Besides, you got to hear me chant the Exsultet. Admittedly, I was happy to see you still here once the lights were turned on, and my chanting didn’t chase you away. My wife even knew how much help I needed, so she sent me a prayer for Deacons singing the Exsultet. I guess it worked.

Or maybe you’re just being kind . . .

Celebrating the most powerful transformation: from darkness to light, from sin to salvation, and from death to life.

Now, it’s a privilege as a deacon to chant the Exsultet, which proclaims the special significance of this night we’ve prepared for and anticipated since Lent began almost fifty days ago. It’s a historic proclamation of praise and a blessing of the new light introduced to the Church, symbolic of the new Light of Christ to the world as the new and eternal covenant, forever conquering death due to sin.

We enter the church somewhat in darkness, so the new light will stand out. I refer to it as the “light at the end of the tunnel”—an expression we’ve all used when faced with our own tribulations. However, this light is passed among each of us to instill hope and consolation that we’re not alone in whatever trials or temptations we face.

The Mother of All Feasts

St Augustine describes the Easter Vigil as “the mother of all feasts.” It is the culmination of the Sacred Triduum and takes center stage to the other liturgies of the Sacred Triduum. Once we reach this high point, we dwell there in the highest hope awaiting the Resurrection of the Lord.

Our readings take us from the creation of Israel to the liberation of the Jewish people from Egyptian bondage, to their exile and return to Jerusalem as a people of God; to explanation of the path that we, the followers of Jesus, must take to be raised to the newness of life, and finally, to the testimony of the Risen Christ.

In our Gospel, there’s the young man, clothed in white, who tells the women that Jesus is not here but has been raised up. Thinking back to Palm Sunday and the Passion of the Christ according to Mark, there’s also mention of a young man in the garden when Jesus was arrested. They seized the young man as well, but he escaped, leaving the cloth behind to run away naked. Many of you, like me, might have wondered what these two verses were about. There are different thoughts on this, but one scholar noted the contrasts with the young man. In Palm Sunday’s Passion, the young man ran away naked, leaving everything behind to abandon Jesus. But today in Mark’s Gospel, the young man sits in the empty tomb clothed in a white robe, testifying to the truth.

We who are baptized into Jesus were also baptized into His death

 Tonight—from the creation of the heavens and earth to the liberation of the Israel people and covenant God made with them, and the new eternal covenant made for all people—we also get the real reason for this celebration, given to us from St. Paul’s letter to the Romans.

Through the waters of baptism, we were buried with Christ into his death. Thus, just as Christ was raised from the dead by the Glory of Father, we too might be raised from the death of sin to newness of life. Through our death, we grow in union with Jesus to be united with him in the Resurrection.

Christ freed us from the power of death by his own sacrifice on the Cross, becoming the ultimate sacrifice that death could not prevail against. Our Christian faith believes that if we have died with Christ, so then we shall also live with Him.

April 1, 2021, The Mass of the Lord’s Supper

Homilist: Deacon Doug Farwell

Our Lenten Journey Comes to an End

Before Evening Prayer (i.e., Vespers) tonight, the season of Lent comes to an end. For forty days, we’ve exercised Lenten discipline to empty ourselves of our desires and instead embrace humility while getting ready to be filled in the glory of Easter’s light.

• _GIVEN EXERCISE_: From the Easter Vigil passage, repeat word for word the part that begins with the words "St Augustine describes" and ends after the words "the Risen Christ.".

• _SUPPLIED ENTRIES_:
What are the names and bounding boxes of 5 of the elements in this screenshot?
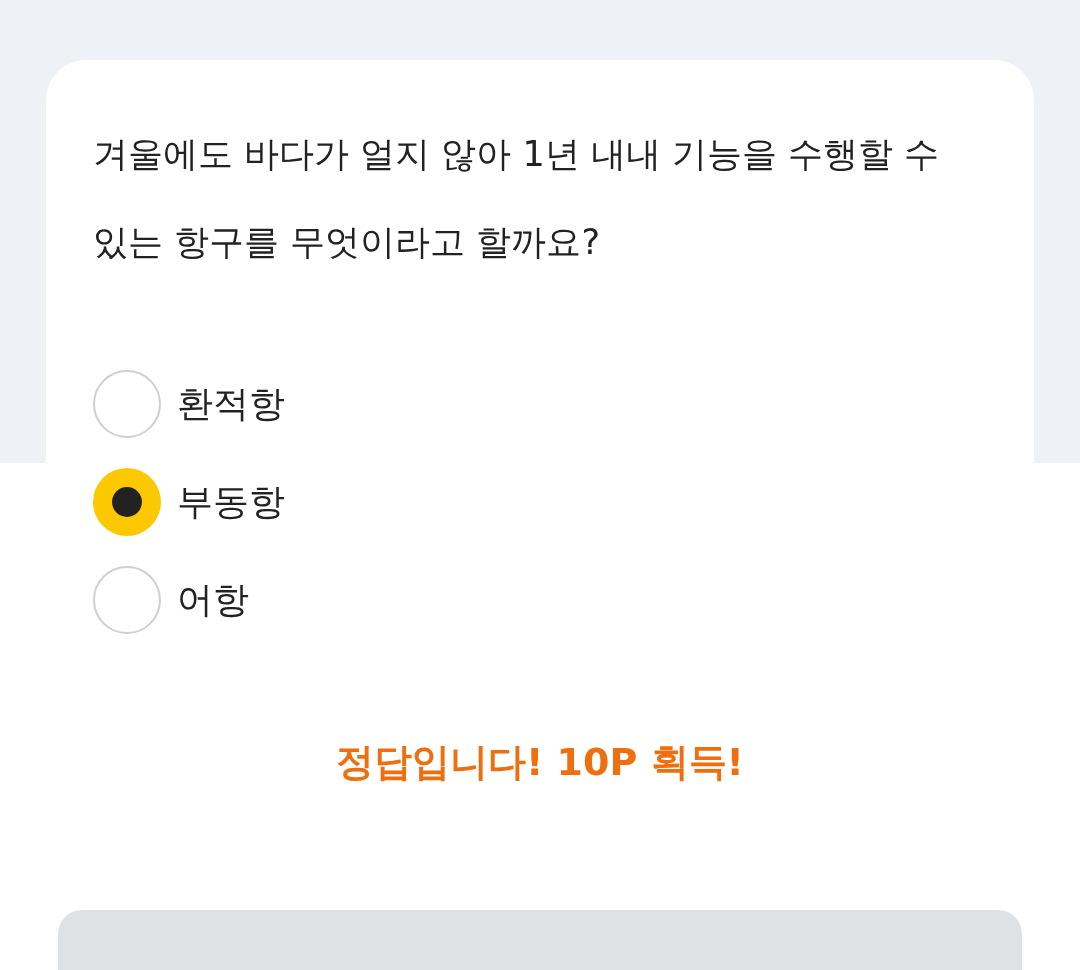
question-text: 겨울에도 바다가 얼지 않아 1년 내내 기능을 수행할 수 있는 항구를 무엇이라고 할까요?: [93, 133, 941, 264]
result-message: 정답입니다! 10P 획득!: [336, 739, 744, 786]
answer-option[interactable]: 어항: [93, 566, 987, 634]
answer-option[interactable]: 부동항: [93, 468, 987, 536]
answer-option[interactable]: 환적항: [93, 370, 987, 438]
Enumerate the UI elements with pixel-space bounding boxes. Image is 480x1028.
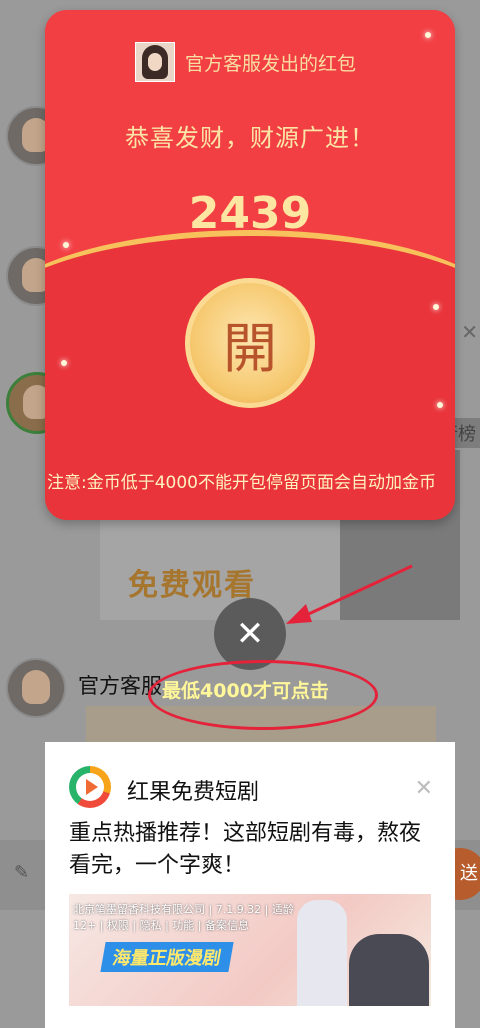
ad-banner[interactable]: 北京笔墨留香科技有限公司 | 7.1.9.32 | 适龄12+ | 权限 | 隐…: [69, 894, 431, 1006]
ad-app-name: 红果免费短剧: [127, 780, 260, 805]
ad-slogan: 海量正版漫剧: [100, 942, 234, 972]
ad-figure: [349, 934, 429, 1006]
app-logo-icon: [69, 766, 111, 808]
close-icon: ✕: [235, 614, 265, 654]
hint-text: 最低4000才可点击: [162, 680, 329, 702]
ad-close-icon[interactable]: ✕: [415, 776, 433, 801]
ad-compliance-text: 北京笔墨留香科技有限公司 | 7.1.9.32 | 适龄12+ | 权限 | 隐…: [73, 903, 294, 932]
close-button[interactable]: ✕: [214, 598, 286, 670]
ad-headline: 重点热播推荐！这部短剧有毒，熬夜看完，一个字爽！: [69, 821, 422, 878]
ad-card[interactable]: 红果免费短剧 ✕ 重点热播推荐！这部短剧有毒，熬夜看完，一个字爽！ 北京笔墨留香…: [45, 742, 455, 1028]
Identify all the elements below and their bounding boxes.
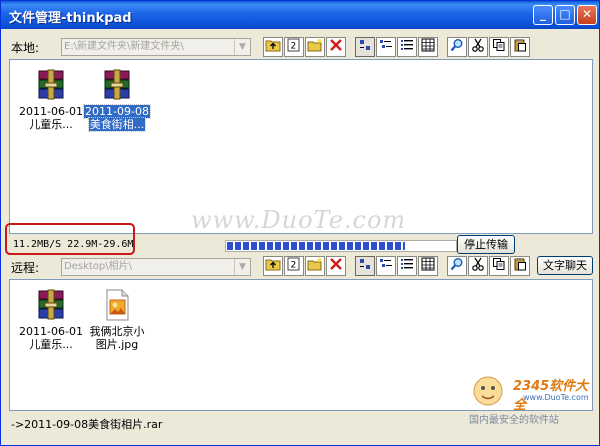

• _WORKED SOLUTION_:
St Augustine describes the Easter Vigil as “the mother of all feasts.” It is the culmination of the Sacred Triduum and takes center stage to the other liturgies of the Sacred Triduum. Once we reach this high point, we dwell there in the highest hope awaiting the Resurrection of the Lord.

Our readings take us from the creation of Israel to the liberation of the Jewish people from Egyptian bondage, to their exile and return to Jerusalem as a people of God; to explanation of the path that we, the followers of Jesus, must take to be raised to the newness of life, and finally, to the testimony of the Risen Christ.